[WORK TO BE COMPLETED]
Answer with nothing but a number: how many lines include the word "SRMTID"?

[SUPPLIED MATERIAL]
"""

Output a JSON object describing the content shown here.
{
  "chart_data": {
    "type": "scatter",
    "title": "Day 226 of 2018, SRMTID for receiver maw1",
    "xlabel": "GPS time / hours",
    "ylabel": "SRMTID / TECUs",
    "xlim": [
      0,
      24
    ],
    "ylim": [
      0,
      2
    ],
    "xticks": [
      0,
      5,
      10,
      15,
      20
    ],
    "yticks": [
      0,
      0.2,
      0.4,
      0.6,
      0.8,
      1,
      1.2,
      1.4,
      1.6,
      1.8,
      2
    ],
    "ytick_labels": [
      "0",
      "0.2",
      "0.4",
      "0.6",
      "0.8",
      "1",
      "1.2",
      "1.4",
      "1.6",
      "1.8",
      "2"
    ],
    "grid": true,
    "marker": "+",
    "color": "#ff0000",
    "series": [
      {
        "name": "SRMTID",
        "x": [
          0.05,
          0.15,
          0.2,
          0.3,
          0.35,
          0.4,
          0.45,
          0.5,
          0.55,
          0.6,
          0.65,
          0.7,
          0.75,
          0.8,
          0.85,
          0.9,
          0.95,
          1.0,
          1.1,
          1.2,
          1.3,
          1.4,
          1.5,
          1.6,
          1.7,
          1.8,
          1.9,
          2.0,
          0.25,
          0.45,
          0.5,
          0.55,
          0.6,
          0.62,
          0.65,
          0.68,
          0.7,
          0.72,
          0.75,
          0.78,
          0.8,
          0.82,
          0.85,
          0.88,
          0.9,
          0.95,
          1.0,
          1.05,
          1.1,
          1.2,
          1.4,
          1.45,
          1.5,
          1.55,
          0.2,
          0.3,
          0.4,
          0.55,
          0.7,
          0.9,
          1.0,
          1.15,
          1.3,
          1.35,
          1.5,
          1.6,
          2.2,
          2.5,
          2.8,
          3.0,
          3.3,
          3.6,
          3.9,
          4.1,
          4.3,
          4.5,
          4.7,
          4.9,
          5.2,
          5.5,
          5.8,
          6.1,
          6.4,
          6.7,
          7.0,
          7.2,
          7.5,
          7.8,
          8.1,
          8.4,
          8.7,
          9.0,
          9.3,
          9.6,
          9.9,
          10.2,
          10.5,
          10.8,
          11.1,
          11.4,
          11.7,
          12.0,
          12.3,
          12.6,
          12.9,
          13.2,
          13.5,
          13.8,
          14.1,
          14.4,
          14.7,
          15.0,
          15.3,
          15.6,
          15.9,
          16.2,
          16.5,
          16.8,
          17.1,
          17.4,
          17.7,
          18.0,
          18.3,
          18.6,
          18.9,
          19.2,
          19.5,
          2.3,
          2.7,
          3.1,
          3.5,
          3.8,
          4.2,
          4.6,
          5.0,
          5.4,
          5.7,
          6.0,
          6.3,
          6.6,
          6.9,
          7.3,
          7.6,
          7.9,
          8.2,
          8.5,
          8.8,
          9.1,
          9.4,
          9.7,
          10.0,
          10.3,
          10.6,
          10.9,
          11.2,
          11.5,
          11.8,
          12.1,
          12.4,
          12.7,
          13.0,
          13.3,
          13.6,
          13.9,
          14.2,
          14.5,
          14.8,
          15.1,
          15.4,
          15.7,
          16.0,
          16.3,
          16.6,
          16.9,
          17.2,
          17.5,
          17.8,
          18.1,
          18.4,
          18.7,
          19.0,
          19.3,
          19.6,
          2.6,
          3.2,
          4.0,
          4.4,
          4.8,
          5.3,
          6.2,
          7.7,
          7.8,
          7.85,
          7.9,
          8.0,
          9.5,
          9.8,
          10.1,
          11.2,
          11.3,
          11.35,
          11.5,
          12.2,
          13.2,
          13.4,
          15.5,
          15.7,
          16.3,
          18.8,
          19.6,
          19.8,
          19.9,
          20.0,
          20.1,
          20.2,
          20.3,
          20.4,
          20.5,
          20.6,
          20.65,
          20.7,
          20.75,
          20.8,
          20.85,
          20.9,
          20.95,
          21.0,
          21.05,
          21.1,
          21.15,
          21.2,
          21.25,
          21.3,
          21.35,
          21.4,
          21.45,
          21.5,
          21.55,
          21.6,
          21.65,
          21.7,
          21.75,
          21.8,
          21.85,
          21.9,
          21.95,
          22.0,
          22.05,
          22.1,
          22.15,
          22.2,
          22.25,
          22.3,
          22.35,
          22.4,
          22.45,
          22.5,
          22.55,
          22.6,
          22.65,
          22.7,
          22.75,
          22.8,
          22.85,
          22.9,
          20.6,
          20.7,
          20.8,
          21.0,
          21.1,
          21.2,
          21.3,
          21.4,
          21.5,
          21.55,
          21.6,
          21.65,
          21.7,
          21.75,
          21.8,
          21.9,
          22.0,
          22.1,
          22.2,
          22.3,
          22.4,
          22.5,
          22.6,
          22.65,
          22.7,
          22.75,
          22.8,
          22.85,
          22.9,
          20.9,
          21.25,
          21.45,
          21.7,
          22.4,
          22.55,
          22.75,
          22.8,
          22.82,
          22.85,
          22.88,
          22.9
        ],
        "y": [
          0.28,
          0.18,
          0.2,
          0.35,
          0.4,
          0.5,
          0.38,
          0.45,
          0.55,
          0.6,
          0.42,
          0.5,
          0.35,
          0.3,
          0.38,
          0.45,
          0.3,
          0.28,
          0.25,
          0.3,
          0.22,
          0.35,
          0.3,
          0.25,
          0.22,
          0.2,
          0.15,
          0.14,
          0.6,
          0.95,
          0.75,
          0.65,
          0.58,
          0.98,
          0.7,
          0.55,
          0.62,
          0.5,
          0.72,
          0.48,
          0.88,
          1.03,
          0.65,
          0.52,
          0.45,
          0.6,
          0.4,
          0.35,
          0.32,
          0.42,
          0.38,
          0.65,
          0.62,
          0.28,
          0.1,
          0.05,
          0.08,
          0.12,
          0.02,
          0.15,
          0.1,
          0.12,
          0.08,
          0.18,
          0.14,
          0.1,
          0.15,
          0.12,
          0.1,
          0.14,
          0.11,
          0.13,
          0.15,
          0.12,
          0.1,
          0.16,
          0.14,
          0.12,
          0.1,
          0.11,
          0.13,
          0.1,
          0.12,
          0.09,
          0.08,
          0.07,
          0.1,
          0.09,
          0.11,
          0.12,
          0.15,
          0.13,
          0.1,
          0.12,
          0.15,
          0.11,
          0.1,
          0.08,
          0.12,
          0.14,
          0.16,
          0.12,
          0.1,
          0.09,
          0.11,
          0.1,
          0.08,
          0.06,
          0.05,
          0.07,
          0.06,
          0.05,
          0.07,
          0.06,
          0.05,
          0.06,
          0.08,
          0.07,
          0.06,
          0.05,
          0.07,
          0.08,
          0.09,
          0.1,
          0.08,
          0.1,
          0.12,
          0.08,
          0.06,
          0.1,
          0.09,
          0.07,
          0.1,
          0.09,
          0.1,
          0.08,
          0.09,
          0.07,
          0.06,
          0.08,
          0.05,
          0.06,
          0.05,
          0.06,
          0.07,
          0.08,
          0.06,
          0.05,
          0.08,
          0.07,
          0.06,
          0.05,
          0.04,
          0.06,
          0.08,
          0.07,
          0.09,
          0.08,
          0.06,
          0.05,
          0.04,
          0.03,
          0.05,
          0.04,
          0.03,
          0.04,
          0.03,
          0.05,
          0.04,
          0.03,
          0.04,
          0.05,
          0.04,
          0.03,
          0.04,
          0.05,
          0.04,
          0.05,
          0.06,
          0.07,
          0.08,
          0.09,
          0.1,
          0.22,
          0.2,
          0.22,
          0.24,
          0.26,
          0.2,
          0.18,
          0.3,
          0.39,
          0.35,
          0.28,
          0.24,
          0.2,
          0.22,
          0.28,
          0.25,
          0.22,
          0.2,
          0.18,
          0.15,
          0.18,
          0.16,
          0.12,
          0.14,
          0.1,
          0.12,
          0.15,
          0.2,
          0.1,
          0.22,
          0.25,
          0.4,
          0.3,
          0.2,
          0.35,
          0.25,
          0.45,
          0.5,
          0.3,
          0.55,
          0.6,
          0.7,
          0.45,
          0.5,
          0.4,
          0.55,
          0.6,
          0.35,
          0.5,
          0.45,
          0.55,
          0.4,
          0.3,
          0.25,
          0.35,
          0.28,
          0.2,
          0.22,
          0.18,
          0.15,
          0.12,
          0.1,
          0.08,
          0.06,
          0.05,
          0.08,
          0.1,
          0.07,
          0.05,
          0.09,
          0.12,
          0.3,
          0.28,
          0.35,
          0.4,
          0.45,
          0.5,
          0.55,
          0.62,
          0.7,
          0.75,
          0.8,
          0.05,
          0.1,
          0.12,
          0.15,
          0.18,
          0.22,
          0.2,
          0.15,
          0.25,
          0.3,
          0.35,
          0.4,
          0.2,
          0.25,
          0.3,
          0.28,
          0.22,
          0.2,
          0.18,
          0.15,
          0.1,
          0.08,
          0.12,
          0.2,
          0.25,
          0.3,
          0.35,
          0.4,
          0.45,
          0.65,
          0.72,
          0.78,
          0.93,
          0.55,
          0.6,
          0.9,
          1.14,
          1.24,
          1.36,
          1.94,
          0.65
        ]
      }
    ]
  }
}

"""

[REPLY TO THE EXERCISE]
3